** WHAT TO WORK ON **
Find each line holding "когда" and copy it out.

** DATA IN THIS EXERCISE **
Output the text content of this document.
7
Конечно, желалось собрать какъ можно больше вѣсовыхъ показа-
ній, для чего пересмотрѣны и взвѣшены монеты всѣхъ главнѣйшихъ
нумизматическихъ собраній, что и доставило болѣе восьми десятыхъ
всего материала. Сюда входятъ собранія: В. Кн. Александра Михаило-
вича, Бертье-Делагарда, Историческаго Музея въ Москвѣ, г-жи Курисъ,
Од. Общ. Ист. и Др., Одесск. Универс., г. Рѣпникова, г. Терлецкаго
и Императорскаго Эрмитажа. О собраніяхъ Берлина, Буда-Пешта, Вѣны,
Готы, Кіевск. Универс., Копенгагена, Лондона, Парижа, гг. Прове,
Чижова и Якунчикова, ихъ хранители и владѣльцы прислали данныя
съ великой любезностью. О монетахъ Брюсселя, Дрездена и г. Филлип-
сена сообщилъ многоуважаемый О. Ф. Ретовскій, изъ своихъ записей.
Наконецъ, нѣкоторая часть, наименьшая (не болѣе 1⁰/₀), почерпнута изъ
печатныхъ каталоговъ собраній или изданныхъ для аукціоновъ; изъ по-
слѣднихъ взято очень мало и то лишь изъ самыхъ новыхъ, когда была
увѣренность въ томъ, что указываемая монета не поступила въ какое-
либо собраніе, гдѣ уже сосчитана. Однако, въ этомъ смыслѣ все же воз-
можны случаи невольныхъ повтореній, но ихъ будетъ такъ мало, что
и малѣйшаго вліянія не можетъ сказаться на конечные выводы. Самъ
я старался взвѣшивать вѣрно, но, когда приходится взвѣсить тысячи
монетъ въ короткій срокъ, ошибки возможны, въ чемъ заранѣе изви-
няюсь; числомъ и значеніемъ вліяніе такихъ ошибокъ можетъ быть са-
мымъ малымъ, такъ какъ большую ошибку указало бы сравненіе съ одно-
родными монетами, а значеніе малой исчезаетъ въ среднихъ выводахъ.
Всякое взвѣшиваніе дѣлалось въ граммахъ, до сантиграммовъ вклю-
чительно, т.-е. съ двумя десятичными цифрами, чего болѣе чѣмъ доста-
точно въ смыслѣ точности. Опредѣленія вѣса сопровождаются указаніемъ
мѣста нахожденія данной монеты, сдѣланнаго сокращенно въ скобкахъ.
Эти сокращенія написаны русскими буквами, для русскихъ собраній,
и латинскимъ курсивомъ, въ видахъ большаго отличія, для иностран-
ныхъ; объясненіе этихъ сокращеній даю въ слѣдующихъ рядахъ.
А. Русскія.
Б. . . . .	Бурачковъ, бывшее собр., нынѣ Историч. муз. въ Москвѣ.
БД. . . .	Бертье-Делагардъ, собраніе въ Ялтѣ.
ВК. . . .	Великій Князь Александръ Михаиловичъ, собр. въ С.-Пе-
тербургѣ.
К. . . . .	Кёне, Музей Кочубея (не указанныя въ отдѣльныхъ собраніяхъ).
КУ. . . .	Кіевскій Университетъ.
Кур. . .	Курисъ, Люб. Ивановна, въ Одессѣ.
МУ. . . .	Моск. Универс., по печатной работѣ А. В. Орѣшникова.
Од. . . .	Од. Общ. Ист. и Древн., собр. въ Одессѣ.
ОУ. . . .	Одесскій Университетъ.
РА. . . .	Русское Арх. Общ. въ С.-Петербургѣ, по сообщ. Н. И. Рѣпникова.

** OUTPUT **
слѣднихъ взято очень мало и то лишь изъ самыхъ новыхъ, когда была
я старался взвѣшивать вѣрно, но, когда приходится взвѣсить тысячи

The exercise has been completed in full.